Stored data entries

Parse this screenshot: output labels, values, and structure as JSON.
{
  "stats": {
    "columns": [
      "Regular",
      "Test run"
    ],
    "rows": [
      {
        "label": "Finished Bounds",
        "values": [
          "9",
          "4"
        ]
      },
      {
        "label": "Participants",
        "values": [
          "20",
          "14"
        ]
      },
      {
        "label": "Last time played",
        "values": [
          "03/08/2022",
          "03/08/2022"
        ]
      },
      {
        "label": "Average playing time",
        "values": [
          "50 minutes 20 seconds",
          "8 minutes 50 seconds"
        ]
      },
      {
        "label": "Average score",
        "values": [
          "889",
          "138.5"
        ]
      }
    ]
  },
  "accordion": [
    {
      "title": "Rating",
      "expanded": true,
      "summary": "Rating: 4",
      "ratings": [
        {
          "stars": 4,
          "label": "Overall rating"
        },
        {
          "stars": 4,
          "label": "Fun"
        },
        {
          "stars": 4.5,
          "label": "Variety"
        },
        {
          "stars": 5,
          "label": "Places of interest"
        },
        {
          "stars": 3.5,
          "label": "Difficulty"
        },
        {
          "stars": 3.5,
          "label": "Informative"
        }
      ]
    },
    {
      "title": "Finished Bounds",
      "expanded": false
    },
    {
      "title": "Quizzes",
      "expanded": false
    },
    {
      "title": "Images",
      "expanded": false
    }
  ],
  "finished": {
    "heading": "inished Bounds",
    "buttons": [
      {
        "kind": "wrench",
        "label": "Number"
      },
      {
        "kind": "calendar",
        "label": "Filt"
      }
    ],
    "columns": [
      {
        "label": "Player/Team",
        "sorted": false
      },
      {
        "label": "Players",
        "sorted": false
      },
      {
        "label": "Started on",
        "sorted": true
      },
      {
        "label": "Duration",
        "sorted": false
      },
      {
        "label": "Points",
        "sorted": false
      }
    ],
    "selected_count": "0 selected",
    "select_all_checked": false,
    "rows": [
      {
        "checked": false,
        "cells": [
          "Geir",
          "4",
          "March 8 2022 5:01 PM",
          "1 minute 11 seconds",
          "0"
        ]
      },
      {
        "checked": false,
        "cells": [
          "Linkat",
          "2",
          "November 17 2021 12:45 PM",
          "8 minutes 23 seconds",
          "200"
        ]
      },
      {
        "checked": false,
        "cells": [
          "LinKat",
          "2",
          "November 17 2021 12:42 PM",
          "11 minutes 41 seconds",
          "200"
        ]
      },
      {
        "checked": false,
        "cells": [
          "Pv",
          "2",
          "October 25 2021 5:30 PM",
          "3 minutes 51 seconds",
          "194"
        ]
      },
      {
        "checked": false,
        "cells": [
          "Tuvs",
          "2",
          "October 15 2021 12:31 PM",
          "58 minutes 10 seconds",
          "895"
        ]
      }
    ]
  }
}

Exercise goal
Return the listing above in its exact form.

Response for this exercise
Parse this screenshot: output labels, values, and structure as JSON.
{
  "stats": {
    "columns": [
      "Regular",
      "Test run"
    ],
    "rows": [
      {
        "label": "Finished Bounds",
        "values": [
          "9",
          "4"
        ]
      },
      {
        "label": "Participants",
        "values": [
          "20",
          "14"
        ]
      },
      {
        "label": "Last time played",
        "values": [
          "03/08/2022",
          "03/08/2022"
        ]
      },
      {
        "label": "Average playing time",
        "values": [
          "50 minutes 20 seconds",
          "8 minutes 50 seconds"
        ]
      },
      {
        "label": "Average score",
        "values": [
          "889",
          "138.5"
        ]
      }
    ]
  },
  "accordion": [
    {
      "title": "Rating",
      "expanded": true,
      "summary": "Rating: 4",
      "ratings": [
        {
          "stars": 4,
          "label": "Overall rating"
        },
        {
          "stars": 4,
          "label": "Fun"
        },
        {
          "stars": 4.5,
          "label": "Variety"
        },
        {
          "stars": 5,
          "label": "Places of interest"
        },
        {
          "stars": 3.5,
          "label": "Difficulty"
        },
        {
          "stars": 3.5,
          "label": "Informative"
        }
      ]
    },
    {
      "title": "Finished Bounds",
      "expanded": false
    },
    {
      "title": "Quizzes",
      "expanded": false
    },
    {
      "title": "Images",
      "expanded": false
    }
  ],
  "finished": {
    "heading": "inished Bounds",
    "buttons": [
      {
        "kind": "wrench",
        "label": "Number"
      },
      {
        "kind": "calendar",
        "label": "Filt"
      }
    ],
    "columns": [
      {
        "label": "Player/Team",
        "sorted": false
      },
      {
        "label": "Players",
        "sorted": false
      },
      {
        "label": "Started on",
        "sorted": true
      },
      {
        "label": "Duration",
        "sorted": false
      },
      {
        "label": "Points",
        "sorted": false
      }
    ],
    "selected_count": "0 selected",
    "select_all_checked": false,
    "rows": [
      {
        "checked": false,
        "cells": [
          "Geir",
          "4",
          "March 8 2022 5:01 PM",
          "1 minute 11 seconds",
          "0"
        ]
      },
      {
        "checked": false,
        "cells": [
          "Linkat",
          "2",
          "November 17 2021 12:45 PM",
          "8 minutes 23 seconds",
          "200"
        ]
      },
      {
        "checked": false,
        "cells": [
          "LinKat",
          "2",
          "November 17 2021 12:42 PM",
          "11 minutes 41 seconds",
          "200"
        ]
      },
      {
        "checked": false,
        "cells": [
          "Pv",
          "2",
          "October 25 2021 5:30 PM",
          "3 minutes 51 seconds",
          "194"
        ]
      },
      {
        "checked": false,
        "cells": [
          "Tuvs",
          "2",
          "October 15 2021 12:31 PM",
          "58 minutes 10 seconds",
          "895"
        ]
      }
    ]
  }
}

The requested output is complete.